--- START Material supplied ---

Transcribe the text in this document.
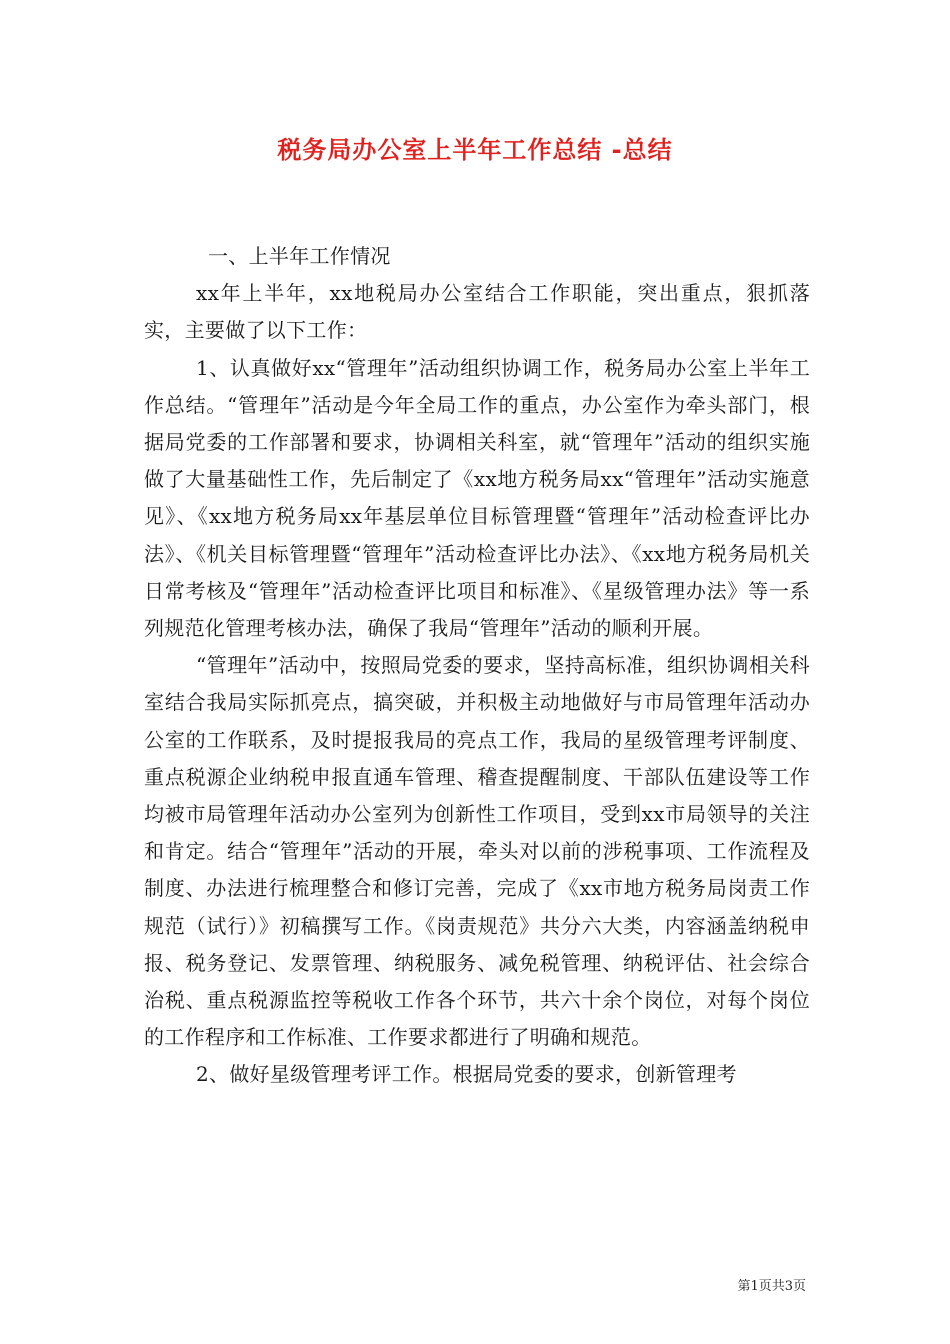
税务局办公室上半年工作总结 -总结

一、上半年工作情况

xx年上半年，xx地税局办公室结合工作职能，突出重点，狠抓落实，主要做了以下工作：

1、认真做好xx“管理年”活动组织协调工作，税务局办公室上半年工作总结。“管理年”活动是今年全局工作的重点，办公室作为牵头部门，根据局党委的工作部署和要求，协调相关科室，就“管理年”活动的组织实施做了大量基础性工作，先后制定了《xx地方税务局xx“管理年”活动实施意见》、《xx地方税务局xx年基层单位目标管理暨“管理年”活动检查评比办法》、《机关目标管理暨“管理年”活动检查评比办法》、《xx地方税务局机关日常考核及“管理年”活动检查评比项目和标准》、《星级管理办法》等一系列规范化管理考核办法，确保了我局“管理年”活动的顺利开展。

“管理年”活动中，按照局党委的要求，坚持高标准，组织协调相关科室结合我局实际抓亮点，搞突破，并积极主动地做好与市局管理年活动办公室的工作联系，及时提报我局的亮点工作，我局的星级管理考评制度、重点税源企业纳税申报直通车管理、稽查提醒制度、干部队伍建设等工作均被市局管理年活动办公室列为创新性工作项目，受到xx市局领导的关注和肯定。结合“管理年”活动的开展，牵头对以前的涉税事项、工作流程及制度、办法进行梳理整合和修订完善，完成了《xx市地方税务局岗责工作规范（试行）》初稿撰写工作。《岗责规范》共分六大类，内容涵盖纳税申报、税务登记、发票管理、纳税服务、减免税管理、纳税评估、社会综合治税、重点税源监控等税收工作各个环节，共六十余个岗位，对每个岗位的工作程序和工作标准、工作要求都进行了明确和规范。

2、做好星级管理考评工作。根据局党委的要求，创新管理考

第1页共3页
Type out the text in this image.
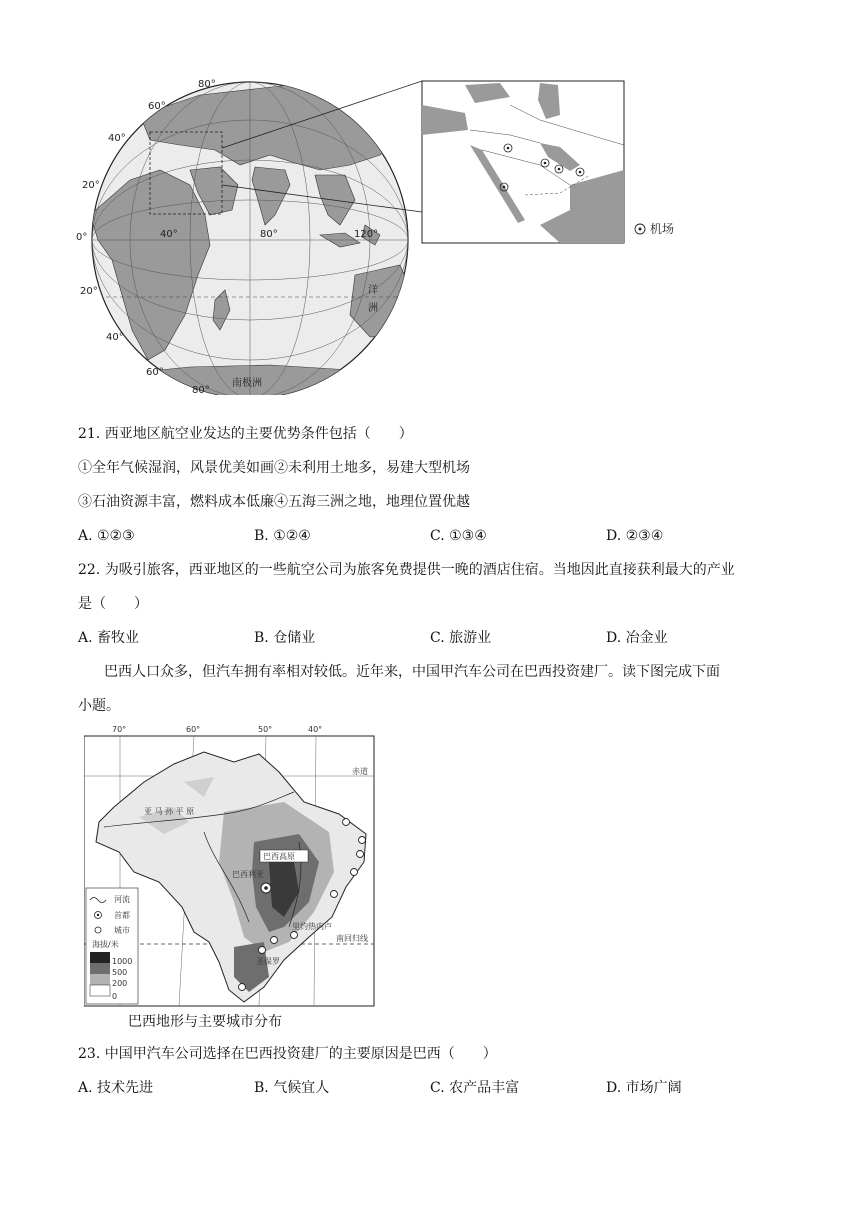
80°
60°
40°
20°
0°
20°
40°
60°
80°
40°	80°	120°
洋
洲
南极洲
机场
21. 西亚地区航空业发达的主要优势条件包括（　　）
①全年气候湿润，风景优美如画②未利用土地多，易建大型机场
③石油资源丰富，燃料成本低廉④五海三洲之地，地理位置优越
A. ①②③	B. ①②④	C. ①③④	D. ②③④
22. 为吸引旅客，西亚地区的一些航空公司为旅客免费提供一晚的酒店住宿。当地因此直接获利最大的产业
是（　　）
A. 畜牧业	B. 仓储业	C. 旅游业	D. 冶金业
巴西人口众多，但汽车拥有率相对较低。近年来，中国甲汽车公司在巴西投资建厂。读下图完成下面
小题。
70°	60°	50°	40°
赤道
南回归线
亚 马 孙 平 原
巴西高原
巴西利亚
里约热内卢
圣保罗
河流
首都
城市
海拔/米
1000
500
200
0
巴西地形与主要城市分布
23. 中国甲汽车公司选择在巴西投资建厂的主要原因是巴西（　　）
A. 技术先进	B. 气候宜人	C. 农产品丰富	D. 市场广阔
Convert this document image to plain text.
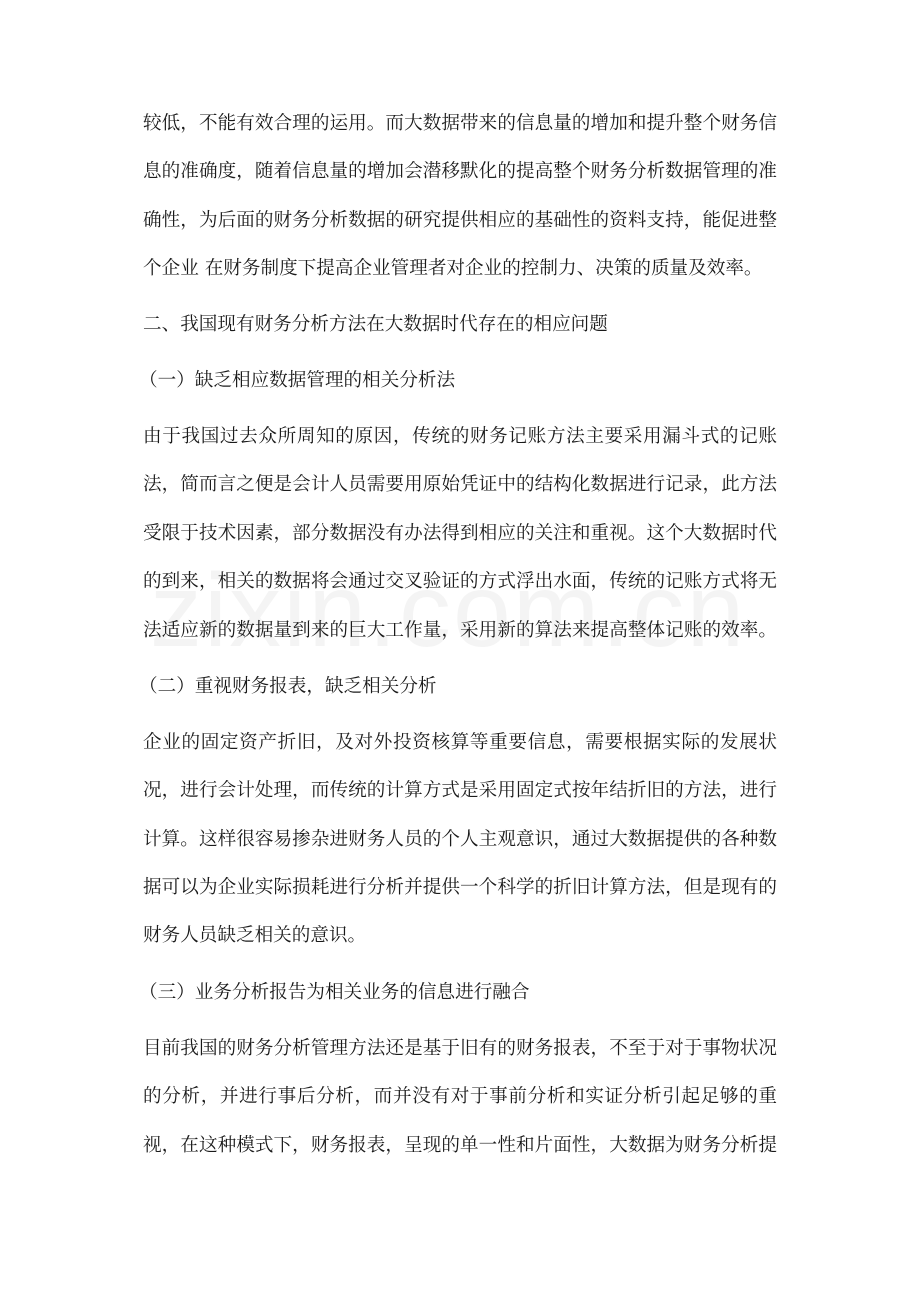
较低，不能有效合理的运用。而大数据带来的信息量的增加和提升整个财务信
息的准确度，随着信息量的增加会潜移默化的提高整个财务分析数据管理的准
确性，为后面的财务分析数据的研究提供相应的基础性的资料支持，能促进整
个企业 在财务制度下提高企业管理者对企业的控制力、决策的质量及效率。
二、我国现有财务分析方法在大数据时代存在的相应问题
（一）缺乏相应数据管理的相关分析法
由于我国过去众所周知的原因，传统的财务记账方法主要采用漏斗式的记账
法，简而言之便是会计人员需要用原始凭证中的结构化数据进行记录，此方法
受限于技术因素，部分数据没有办法得到相应的关注和重视。这个大数据时代
的到来，相关的数据将会通过交叉验证的方式浮出水面，传统的记账方式将无
法适应新的数据量到来的巨大工作量，采用新的算法来提高整体记账的效率。
（二）重视财务报表，缺乏相关分析
企业的固定资产折旧，及对外投资核算等重要信息，需要根据实际的发展状
况，进行会计处理，而传统的计算方式是采用固定式按年结折旧的方法，进行
计算。这样很容易掺杂进财务人员的个人主观意识，通过大数据提供的各种数
据可以为企业实际损耗进行分析并提供一个科学的折旧计算方法，但是现有的
财务人员缺乏相关的意识。
（三）业务分析报告为相关业务的信息进行融合
目前我国的财务分析管理方法还是基于旧有的财务报表，不至于对于事物状况
的分析，并进行事后分析，而并没有对于事前分析和实证分析引起足够的重
视，在这种模式下，财务报表，呈现的单一性和片面性，大数据为财务分析提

--- END Material supplied ---

What the exercise asks.
List the lines that contain the word "image".

Task output.
Type out the text in this image.
Convert this document image to plain text.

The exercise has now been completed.